## Source material
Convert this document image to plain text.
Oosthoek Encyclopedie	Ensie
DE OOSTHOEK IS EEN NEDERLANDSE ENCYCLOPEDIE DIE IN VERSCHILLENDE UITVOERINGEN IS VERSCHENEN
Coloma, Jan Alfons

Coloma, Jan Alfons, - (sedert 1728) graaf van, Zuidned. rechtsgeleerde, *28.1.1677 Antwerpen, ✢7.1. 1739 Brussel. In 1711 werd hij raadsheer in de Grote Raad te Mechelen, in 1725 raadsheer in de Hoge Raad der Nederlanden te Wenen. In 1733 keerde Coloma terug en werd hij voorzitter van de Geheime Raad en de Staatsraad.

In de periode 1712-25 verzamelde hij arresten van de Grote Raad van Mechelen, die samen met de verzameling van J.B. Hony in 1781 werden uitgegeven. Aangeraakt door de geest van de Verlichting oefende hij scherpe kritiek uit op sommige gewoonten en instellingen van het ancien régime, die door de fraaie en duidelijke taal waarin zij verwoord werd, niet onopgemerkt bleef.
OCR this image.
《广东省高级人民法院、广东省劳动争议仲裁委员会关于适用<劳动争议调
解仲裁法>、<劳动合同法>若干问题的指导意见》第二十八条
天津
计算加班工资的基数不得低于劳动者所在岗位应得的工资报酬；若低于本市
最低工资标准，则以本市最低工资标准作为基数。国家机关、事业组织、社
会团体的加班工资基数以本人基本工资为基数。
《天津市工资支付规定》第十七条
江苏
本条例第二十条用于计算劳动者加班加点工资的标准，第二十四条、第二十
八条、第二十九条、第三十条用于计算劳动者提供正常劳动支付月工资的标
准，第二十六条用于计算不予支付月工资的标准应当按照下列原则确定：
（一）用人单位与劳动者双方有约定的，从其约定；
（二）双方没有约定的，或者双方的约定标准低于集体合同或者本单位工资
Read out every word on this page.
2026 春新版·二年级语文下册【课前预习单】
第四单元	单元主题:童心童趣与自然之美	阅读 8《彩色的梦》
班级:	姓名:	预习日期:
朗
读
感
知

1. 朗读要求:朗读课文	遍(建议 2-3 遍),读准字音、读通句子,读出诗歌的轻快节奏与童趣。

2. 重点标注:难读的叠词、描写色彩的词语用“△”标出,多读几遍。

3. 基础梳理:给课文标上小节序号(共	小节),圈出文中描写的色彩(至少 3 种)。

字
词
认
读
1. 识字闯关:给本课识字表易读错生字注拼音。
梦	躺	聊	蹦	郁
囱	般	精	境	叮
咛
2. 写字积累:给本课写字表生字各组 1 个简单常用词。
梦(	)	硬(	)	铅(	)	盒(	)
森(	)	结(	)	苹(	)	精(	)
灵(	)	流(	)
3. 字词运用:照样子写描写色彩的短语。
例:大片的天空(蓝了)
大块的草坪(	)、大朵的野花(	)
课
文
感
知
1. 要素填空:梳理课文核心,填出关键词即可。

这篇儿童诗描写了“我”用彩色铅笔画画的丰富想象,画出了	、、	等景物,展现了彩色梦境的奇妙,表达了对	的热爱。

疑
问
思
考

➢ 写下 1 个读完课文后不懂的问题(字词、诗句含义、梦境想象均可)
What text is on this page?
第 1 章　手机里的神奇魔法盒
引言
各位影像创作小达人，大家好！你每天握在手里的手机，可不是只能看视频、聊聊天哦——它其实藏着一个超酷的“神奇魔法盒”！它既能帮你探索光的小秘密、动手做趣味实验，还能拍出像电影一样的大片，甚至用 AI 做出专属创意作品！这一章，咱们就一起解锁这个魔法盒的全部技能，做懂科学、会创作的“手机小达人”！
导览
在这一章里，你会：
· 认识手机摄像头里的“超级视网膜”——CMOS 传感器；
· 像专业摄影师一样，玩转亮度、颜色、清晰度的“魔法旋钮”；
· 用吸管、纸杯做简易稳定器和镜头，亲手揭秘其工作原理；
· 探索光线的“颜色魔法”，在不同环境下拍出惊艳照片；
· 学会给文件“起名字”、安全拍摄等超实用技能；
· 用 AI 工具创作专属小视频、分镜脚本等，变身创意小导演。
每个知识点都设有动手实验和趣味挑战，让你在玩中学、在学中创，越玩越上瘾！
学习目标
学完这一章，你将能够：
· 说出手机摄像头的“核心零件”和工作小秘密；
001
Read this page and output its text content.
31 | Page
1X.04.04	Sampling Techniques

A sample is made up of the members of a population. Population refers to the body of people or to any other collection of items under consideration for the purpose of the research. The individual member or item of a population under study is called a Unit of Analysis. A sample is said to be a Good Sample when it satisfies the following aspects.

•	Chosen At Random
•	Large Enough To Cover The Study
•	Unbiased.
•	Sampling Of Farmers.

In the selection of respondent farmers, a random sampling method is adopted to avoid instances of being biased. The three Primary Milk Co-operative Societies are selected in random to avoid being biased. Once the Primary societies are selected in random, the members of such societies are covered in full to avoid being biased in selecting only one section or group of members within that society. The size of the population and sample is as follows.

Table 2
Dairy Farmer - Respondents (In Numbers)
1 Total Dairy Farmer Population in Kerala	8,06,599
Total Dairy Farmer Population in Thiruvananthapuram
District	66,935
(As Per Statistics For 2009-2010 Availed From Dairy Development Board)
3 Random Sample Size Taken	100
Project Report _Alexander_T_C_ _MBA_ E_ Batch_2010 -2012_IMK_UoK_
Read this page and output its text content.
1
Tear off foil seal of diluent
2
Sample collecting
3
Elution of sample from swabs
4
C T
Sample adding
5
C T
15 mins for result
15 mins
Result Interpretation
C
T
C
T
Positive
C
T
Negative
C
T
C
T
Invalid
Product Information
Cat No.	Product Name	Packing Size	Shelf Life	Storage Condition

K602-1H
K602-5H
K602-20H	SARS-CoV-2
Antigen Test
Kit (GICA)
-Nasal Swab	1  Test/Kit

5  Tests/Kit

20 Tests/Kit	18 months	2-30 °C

## Work to be completed
Transcribe all of the lines in the records precisely.

## Output of the exercise
Convert this document image to plain text.
Oosthoek Encyclopedie	Ensie
DE OOSTHOEK IS EEN NEDERLANDSE ENCYCLOPEDIE DIE IN VERSCHILLENDE UITVOERINGEN IS VERSCHENEN
Coloma, Jan Alfons

Coloma, Jan Alfons, - (sedert 1728) graaf van, Zuidned. rechtsgeleerde, *28.1.1677 Antwerpen, ✢7.1. 1739 Brussel. In 1711 werd hij raadsheer in de Grote Raad te Mechelen, in 1725 raadsheer in de Hoge Raad der Nederlanden te Wenen. In 1733 keerde Coloma terug en werd hij voorzitter van de Geheime Raad en de Staatsraad.

In de periode 1712-25 verzamelde hij arresten van de Grote Raad van Mechelen, die samen met de verzameling van J.B. Hony in 1781 werden uitgegeven. Aangeraakt door de geest van de Verlichting oefende hij scherpe kritiek uit op sommige gewoonten en instellingen van het ancien régime, die door de fraaie en duidelijke taal waarin zij verwoord werd, niet onopgemerkt bleef.
OCR this image.
《广东省高级人民法院、广东省劳动争议仲裁委员会关于适用<劳动争议调
解仲裁法>、<劳动合同法>若干问题的指导意见》第二十八条
天津
计算加班工资的基数不得低于劳动者所在岗位应得的工资报酬；若低于本市
最低工资标准，则以本市最低工资标准作为基数。国家机关、事业组织、社
会团体的加班工资基数以本人基本工资为基数。
《天津市工资支付规定》第十七条
江苏
本条例第二十条用于计算劳动者加班加点工资的标准，第二十四条、第二十
八条、第二十九条、第三十条用于计算劳动者提供正常劳动支付月工资的标
准，第二十六条用于计算不予支付月工资的标准应当按照下列原则确定：
（一）用人单位与劳动者双方有约定的，从其约定；
（二）双方没有约定的，或者双方的约定标准低于集体合同或者本单位工资
Read out every word on this page.
2026 春新版·二年级语文下册【课前预习单】
第四单元	单元主题:童心童趣与自然之美	阅读 8《彩色的梦》
班级:	姓名:	预习日期:
朗
读
感
知

1. 朗读要求:朗读课文	遍(建议 2-3 遍),读准字音、读通句子,读出诗歌的轻快节奏与童趣。

2. 重点标注:难读的叠词、描写色彩的词语用“△”标出,多读几遍。

3. 基础梳理:给课文标上小节序号(共	小节),圈出文中描写的色彩(至少 3 种)。

字
词
认
读
1. 识字闯关:给本课识字表易读错生字注拼音。
梦	躺	聊	蹦	郁
囱	般	精	境	叮
咛
2. 写字积累:给本课写字表生字各组 1 个简单常用词。
梦(	)	硬(	)	铅(	)	盒(	)
森(	)	结(	)	苹(	)	精(	)
灵(	)	流(	)
3. 字词运用:照样子写描写色彩的短语。
例:大片的天空(蓝了)
大块的草坪(	)、大朵的野花(	)
课
文
感
知
1. 要素填空:梳理课文核心,填出关键词即可。

这篇儿童诗描写了“我”用彩色铅笔画画的丰富想象,画出了	、、	等景物,展现了彩色梦境的奇妙,表达了对	的热爱。

疑
问
思
考

➢ 写下 1 个读完课文后不懂的问题(字词、诗句含义、梦境想象均可)
What text is on this page?
第 1 章　手机里的神奇魔法盒
引言
各位影像创作小达人，大家好！你每天握在手里的手机，可不是只能看视频、聊聊天哦——它其实藏着一个超酷的“神奇魔法盒”！它既能帮你探索光的小秘密、动手做趣味实验，还能拍出像电影一样的大片，甚至用 AI 做出专属创意作品！这一章，咱们就一起解锁这个魔法盒的全部技能，做懂科学、会创作的“手机小达人”！
导览
在这一章里，你会：
· 认识手机摄像头里的“超级视网膜”——CMOS 传感器；
· 像专业摄影师一样，玩转亮度、颜色、清晰度的“魔法旋钮”；
· 用吸管、纸杯做简易稳定器和镜头，亲手揭秘其工作原理；
· 探索光线的“颜色魔法”，在不同环境下拍出惊艳照片；
· 学会给文件“起名字”、安全拍摄等超实用技能；
· 用 AI 工具创作专属小视频、分镜脚本等，变身创意小导演。
每个知识点都设有动手实验和趣味挑战，让你在玩中学、在学中创，越玩越上瘾！
学习目标
学完这一章，你将能够：
· 说出手机摄像头的“核心零件”和工作小秘密；
001
Read this page and output its text content.
31 | Page
1X.04.04	Sampling Techniques

A sample is made up of the members of a population. Population refers to the body of people or to any other collection of items under consideration for the purpose of the research. The individual member or item of a population under study is called a Unit of Analysis. A sample is said to be a Good Sample when it satisfies the following aspects.

•	Chosen At Random
•	Large Enough To Cover The Study
•	Unbiased.
•	Sampling Of Farmers.

In the selection of respondent farmers, a random sampling method is adopted to avoid instances of being biased. The three Primary Milk Co-operative Societies are selected in random to avoid being biased. Once the Primary societies are selected in random, the members of such societies are covered in full to avoid being biased in selecting only one section or group of members within that society. The size of the population and sample is as follows.

Table 2
Dairy Farmer - Respondents (In Numbers)
1 Total Dairy Farmer Population in Kerala	8,06,599
Total Dairy Farmer Population in Thiruvananthapuram
District	66,935
(As Per Statistics For 2009-2010 Availed From Dairy Development Board)
3 Random Sample Size Taken	100
Project Report _Alexander_T_C_ _MBA_ E_ Batch_2010 -2012_IMK_UoK_
Read this page and output its text content.
1
Tear off foil seal of diluent
2
Sample collecting
3
Elution of sample from swabs
4
C T
Sample adding
5
C T
15 mins for result
15 mins
Result Interpretation
C
T
C
T
Positive
C
T
Negative
C
T
C
T
Invalid
Product Information
Cat No.	Product Name	Packing Size	Shelf Life	Storage Condition

K602-1H
K602-5H
K602-20H	SARS-CoV-2
Antigen Test
Kit (GICA)
-Nasal Swab	1  Test/Kit

5  Tests/Kit

20 Tests/Kit	18 months	2-30 °C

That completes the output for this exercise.